■ EXERCISE DESCRIPTION: Below are the records; copy each line in them that holds the word "JSON".

(Dataset entries)
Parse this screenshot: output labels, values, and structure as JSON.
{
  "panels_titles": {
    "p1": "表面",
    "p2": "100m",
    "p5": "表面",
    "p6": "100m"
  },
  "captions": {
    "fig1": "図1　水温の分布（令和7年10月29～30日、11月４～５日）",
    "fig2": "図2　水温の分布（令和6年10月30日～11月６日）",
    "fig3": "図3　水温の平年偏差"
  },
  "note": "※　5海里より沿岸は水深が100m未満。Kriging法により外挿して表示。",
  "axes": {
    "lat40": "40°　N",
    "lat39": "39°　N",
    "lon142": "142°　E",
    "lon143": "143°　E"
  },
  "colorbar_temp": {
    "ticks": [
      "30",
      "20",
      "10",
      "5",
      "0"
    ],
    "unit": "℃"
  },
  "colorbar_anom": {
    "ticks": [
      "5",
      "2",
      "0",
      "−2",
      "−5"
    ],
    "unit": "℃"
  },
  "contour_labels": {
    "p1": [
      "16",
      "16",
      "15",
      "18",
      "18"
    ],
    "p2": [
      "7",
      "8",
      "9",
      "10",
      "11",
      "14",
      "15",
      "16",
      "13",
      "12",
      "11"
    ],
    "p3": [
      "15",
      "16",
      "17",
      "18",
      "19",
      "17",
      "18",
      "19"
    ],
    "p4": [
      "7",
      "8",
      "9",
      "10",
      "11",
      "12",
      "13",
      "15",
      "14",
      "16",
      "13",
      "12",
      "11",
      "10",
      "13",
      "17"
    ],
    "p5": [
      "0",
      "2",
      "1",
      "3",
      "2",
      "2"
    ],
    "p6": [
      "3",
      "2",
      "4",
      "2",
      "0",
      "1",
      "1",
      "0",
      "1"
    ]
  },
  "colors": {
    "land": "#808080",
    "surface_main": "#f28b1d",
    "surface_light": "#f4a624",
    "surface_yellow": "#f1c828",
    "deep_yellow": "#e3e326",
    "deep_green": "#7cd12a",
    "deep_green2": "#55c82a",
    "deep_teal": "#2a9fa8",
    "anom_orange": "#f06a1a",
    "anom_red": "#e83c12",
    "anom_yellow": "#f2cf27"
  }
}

---

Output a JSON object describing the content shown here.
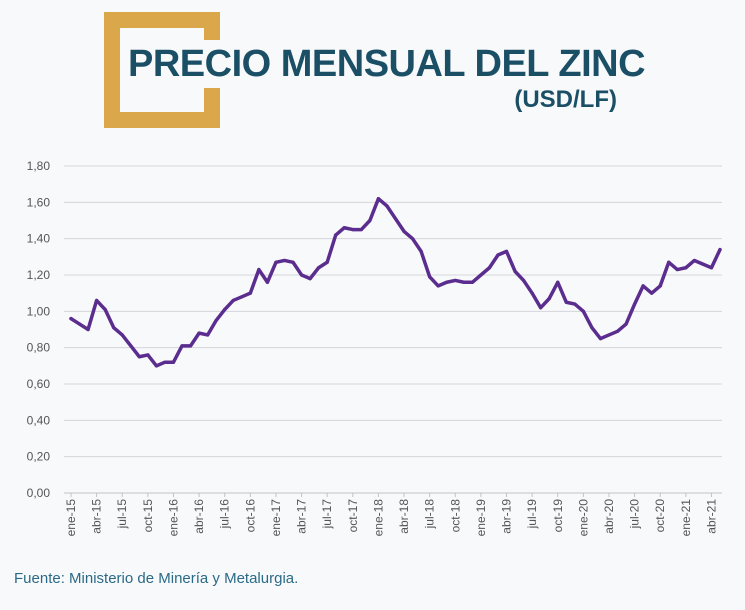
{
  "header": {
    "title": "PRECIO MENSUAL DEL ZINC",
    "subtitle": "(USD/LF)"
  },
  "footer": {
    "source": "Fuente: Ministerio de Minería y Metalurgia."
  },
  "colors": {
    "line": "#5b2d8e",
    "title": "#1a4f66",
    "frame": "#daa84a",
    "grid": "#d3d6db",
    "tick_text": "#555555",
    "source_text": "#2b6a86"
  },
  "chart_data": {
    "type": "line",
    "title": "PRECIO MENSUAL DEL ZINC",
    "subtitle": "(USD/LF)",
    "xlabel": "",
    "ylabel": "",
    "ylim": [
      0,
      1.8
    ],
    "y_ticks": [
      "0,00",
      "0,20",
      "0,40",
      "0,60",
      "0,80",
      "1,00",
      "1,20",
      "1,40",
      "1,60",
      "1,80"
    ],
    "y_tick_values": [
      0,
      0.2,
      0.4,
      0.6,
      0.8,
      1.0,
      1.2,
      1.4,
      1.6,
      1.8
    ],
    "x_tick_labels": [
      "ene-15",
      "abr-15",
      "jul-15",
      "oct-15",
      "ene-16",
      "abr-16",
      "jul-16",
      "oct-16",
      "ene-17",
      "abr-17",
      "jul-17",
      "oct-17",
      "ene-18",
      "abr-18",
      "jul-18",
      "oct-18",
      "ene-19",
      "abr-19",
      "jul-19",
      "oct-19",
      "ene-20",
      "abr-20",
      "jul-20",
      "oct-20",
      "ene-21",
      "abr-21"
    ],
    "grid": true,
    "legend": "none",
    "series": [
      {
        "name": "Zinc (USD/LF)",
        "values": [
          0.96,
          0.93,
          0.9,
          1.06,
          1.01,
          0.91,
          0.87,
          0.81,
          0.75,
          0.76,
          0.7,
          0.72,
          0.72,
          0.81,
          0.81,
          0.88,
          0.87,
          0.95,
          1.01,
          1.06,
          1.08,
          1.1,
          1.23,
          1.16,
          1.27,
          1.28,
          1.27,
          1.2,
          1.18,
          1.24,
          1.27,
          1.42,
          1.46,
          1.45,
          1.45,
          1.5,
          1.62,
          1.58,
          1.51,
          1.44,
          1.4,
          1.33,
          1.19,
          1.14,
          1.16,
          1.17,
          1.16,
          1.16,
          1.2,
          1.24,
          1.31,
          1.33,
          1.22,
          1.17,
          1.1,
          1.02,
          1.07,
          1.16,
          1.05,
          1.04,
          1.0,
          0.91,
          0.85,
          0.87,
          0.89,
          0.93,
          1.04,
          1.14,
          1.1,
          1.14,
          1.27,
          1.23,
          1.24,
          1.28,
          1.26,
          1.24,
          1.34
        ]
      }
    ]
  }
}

--

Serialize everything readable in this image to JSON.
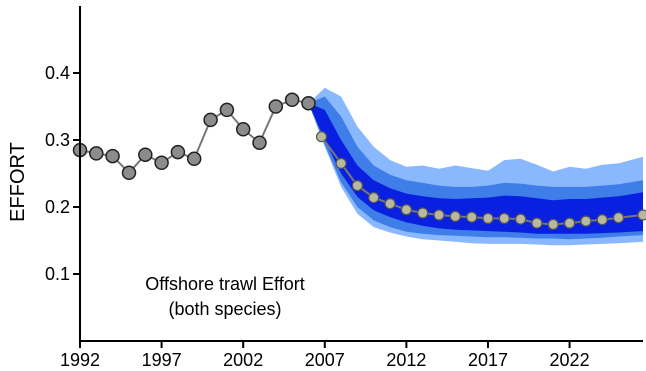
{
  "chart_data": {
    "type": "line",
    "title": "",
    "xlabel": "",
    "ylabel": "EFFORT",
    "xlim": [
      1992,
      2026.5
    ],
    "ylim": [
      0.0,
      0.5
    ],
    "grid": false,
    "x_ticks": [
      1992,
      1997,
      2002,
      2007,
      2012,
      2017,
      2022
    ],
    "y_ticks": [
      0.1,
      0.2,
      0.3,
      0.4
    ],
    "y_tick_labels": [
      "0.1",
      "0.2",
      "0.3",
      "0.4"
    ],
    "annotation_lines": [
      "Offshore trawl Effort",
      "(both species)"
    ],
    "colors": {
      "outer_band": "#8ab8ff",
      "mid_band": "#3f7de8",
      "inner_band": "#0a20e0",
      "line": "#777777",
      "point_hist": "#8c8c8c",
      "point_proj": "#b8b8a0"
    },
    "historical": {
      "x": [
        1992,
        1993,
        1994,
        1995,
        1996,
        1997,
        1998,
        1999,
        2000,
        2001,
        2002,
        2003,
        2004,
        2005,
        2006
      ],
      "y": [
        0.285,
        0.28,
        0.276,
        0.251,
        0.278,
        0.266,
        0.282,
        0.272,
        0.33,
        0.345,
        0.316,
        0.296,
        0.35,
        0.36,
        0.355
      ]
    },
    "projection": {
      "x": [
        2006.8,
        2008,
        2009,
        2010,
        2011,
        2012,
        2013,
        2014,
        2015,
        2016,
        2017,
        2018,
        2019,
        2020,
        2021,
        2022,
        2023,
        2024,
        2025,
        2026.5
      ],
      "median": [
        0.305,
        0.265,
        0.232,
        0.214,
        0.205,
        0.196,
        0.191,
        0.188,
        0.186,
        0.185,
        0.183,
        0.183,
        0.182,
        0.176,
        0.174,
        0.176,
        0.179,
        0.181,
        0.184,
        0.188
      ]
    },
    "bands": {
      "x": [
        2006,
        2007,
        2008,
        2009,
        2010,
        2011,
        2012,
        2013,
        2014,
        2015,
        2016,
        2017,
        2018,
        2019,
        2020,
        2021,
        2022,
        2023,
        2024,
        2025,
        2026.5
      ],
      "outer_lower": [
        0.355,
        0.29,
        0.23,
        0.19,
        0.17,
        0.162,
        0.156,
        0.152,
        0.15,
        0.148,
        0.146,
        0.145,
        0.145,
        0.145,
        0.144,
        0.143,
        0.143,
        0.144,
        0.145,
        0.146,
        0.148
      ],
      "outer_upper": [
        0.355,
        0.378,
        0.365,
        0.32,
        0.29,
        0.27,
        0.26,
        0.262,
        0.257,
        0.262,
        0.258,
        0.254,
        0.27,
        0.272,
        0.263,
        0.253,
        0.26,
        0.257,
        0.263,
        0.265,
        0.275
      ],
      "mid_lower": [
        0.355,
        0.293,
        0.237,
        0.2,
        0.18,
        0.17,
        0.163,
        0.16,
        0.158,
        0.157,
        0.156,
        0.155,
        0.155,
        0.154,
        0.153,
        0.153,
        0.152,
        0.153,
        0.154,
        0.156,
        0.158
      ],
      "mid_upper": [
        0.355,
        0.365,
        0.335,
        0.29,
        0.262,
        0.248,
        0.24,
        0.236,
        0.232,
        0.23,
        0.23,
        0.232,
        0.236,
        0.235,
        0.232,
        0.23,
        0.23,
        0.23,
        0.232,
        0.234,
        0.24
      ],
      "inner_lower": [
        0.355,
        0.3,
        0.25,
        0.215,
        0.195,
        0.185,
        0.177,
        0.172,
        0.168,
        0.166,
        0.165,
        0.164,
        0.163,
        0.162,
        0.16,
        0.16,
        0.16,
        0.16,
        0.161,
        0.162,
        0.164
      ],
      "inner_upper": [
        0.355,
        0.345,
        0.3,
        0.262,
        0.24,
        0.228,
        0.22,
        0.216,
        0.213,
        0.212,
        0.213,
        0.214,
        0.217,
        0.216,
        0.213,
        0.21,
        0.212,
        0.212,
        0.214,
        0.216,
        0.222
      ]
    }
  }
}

■ ANSWER TO THE TASK:
Parse this screenshot: output labels, values, and structure as JSON.
Output a JSON object describing the content shown here.
Serialize everything readable in this image to JSON.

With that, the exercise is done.